• **What is expected**: The exercise asks for every line of the data to be reproduced exactly.

***** Source data *****

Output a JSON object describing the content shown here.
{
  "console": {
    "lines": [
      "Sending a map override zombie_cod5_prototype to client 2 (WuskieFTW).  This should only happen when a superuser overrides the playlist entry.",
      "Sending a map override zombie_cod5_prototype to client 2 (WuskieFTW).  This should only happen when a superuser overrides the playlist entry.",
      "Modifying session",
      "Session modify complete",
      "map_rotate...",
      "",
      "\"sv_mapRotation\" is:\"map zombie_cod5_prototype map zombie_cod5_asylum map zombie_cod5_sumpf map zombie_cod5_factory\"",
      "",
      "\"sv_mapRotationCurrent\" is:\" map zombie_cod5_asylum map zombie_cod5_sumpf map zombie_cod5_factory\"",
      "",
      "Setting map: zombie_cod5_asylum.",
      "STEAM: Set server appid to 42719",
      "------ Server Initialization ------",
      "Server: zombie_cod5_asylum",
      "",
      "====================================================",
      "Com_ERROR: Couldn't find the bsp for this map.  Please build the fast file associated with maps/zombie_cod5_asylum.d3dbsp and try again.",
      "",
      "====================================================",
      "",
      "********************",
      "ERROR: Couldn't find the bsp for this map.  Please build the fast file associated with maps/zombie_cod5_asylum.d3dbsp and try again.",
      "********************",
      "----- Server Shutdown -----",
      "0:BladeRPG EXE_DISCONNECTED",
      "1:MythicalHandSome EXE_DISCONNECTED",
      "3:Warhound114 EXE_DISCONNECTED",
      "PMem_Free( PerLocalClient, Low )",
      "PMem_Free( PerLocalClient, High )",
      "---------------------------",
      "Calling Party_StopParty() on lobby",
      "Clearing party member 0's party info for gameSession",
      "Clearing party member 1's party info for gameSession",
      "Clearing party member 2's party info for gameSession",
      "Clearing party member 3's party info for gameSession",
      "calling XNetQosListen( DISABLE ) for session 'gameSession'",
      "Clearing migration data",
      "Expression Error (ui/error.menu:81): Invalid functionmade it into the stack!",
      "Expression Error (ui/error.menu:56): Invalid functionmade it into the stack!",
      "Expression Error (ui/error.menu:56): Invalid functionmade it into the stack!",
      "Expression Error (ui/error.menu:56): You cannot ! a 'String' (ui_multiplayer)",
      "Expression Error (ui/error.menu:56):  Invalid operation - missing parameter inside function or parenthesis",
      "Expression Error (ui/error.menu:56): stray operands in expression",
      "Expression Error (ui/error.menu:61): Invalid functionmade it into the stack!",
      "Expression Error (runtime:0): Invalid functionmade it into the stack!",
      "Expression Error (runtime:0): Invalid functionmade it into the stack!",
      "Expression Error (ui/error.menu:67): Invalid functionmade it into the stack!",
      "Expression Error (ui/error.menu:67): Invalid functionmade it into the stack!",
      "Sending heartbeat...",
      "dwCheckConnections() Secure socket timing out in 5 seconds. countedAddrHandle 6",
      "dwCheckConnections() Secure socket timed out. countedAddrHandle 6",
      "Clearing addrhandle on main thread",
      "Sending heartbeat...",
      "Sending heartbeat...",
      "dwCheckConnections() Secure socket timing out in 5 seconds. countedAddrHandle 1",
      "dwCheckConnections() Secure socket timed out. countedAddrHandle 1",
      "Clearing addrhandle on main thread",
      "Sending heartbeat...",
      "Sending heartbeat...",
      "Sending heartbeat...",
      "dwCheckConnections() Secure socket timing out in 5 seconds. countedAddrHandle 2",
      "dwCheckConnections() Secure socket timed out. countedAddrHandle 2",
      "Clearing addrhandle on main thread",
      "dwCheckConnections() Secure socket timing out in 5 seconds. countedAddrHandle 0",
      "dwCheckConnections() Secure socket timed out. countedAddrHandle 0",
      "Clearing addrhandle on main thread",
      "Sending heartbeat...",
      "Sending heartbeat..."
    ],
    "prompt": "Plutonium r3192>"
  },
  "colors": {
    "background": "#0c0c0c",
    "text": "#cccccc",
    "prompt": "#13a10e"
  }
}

*****

• **Expected answer**:
Output a JSON object describing the content shown here.
{
  "console": {
    "lines": [
      "Sending a map override zombie_cod5_prototype to client 2 (WuskieFTW).  This should only happen when a superuser overrides the playlist entry.",
      "Sending a map override zombie_cod5_prototype to client 2 (WuskieFTW).  This should only happen when a superuser overrides the playlist entry.",
      "Modifying session",
      "Session modify complete",
      "map_rotate...",
      "",
      "\"sv_mapRotation\" is:\"map zombie_cod5_prototype map zombie_cod5_asylum map zombie_cod5_sumpf map zombie_cod5_factory\"",
      "",
      "\"sv_mapRotationCurrent\" is:\" map zombie_cod5_asylum map zombie_cod5_sumpf map zombie_cod5_factory\"",
      "",
      "Setting map: zombie_cod5_asylum.",
      "STEAM: Set server appid to 42719",
      "------ Server Initialization ------",
      "Server: zombie_cod5_asylum",
      "",
      "====================================================",
      "Com_ERROR: Couldn't find the bsp for this map.  Please build the fast file associated with maps/zombie_cod5_asylum.d3dbsp and try again.",
      "",
      "====================================================",
      "",
      "********************",
      "ERROR: Couldn't find the bsp for this map.  Please build the fast file associated with maps/zombie_cod5_asylum.d3dbsp and try again.",
      "********************",
      "----- Server Shutdown -----",
      "0:BladeRPG EXE_DISCONNECTED",
      "1:MythicalHandSome EXE_DISCONNECTED",
      "3:Warhound114 EXE_DISCONNECTED",
      "PMem_Free( PerLocalClient, Low )",
      "PMem_Free( PerLocalClient, High )",
      "---------------------------",
      "Calling Party_StopParty() on lobby",
      "Clearing party member 0's party info for gameSession",
      "Clearing party member 1's party info for gameSession",
      "Clearing party member 2's party info for gameSession",
      "Clearing party member 3's party info for gameSession",
      "calling XNetQosListen( DISABLE ) for session 'gameSession'",
      "Clearing migration data",
      "Expression Error (ui/error.menu:81): Invalid functionmade it into the stack!",
      "Expression Error (ui/error.menu:56): Invalid functionmade it into the stack!",
      "Expression Error (ui/error.menu:56): Invalid functionmade it into the stack!",
      "Expression Error (ui/error.menu:56): You cannot ! a 'String' (ui_multiplayer)",
      "Expression Error (ui/error.menu:56):  Invalid operation - missing parameter inside function or parenthesis",
      "Expression Error (ui/error.menu:56): stray operands in expression",
      "Expression Error (ui/error.menu:61): Invalid functionmade it into the stack!",
      "Expression Error (runtime:0): Invalid functionmade it into the stack!",
      "Expression Error (runtime:0): Invalid functionmade it into the stack!",
      "Expression Error (ui/error.menu:67): Invalid functionmade it into the stack!",
      "Expression Error (ui/error.menu:67): Invalid functionmade it into the stack!",
      "Sending heartbeat...",
      "dwCheckConnections() Secure socket timing out in 5 seconds. countedAddrHandle 6",
      "dwCheckConnections() Secure socket timed out. countedAddrHandle 6",
      "Clearing addrhandle on main thread",
      "Sending heartbeat...",
      "Sending heartbeat...",
      "dwCheckConnections() Secure socket timing out in 5 seconds. countedAddrHandle 1",
      "dwCheckConnections() Secure socket timed out. countedAddrHandle 1",
      "Clearing addrhandle on main thread",
      "Sending heartbeat...",
      "Sending heartbeat...",
      "Sending heartbeat...",
      "dwCheckConnections() Secure socket timing out in 5 seconds. countedAddrHandle 2",
      "dwCheckConnections() Secure socket timed out. countedAddrHandle 2",
      "Clearing addrhandle on main thread",
      "dwCheckConnections() Secure socket timing out in 5 seconds. countedAddrHandle 0",
      "dwCheckConnections() Secure socket timed out. countedAddrHandle 0",
      "Clearing addrhandle on main thread",
      "Sending heartbeat...",
      "Sending heartbeat..."
    ],
    "prompt": "Plutonium r3192>"
  },
  "colors": {
    "background": "#0c0c0c",
    "text": "#cccccc",
    "prompt": "#13a10e"
  }
}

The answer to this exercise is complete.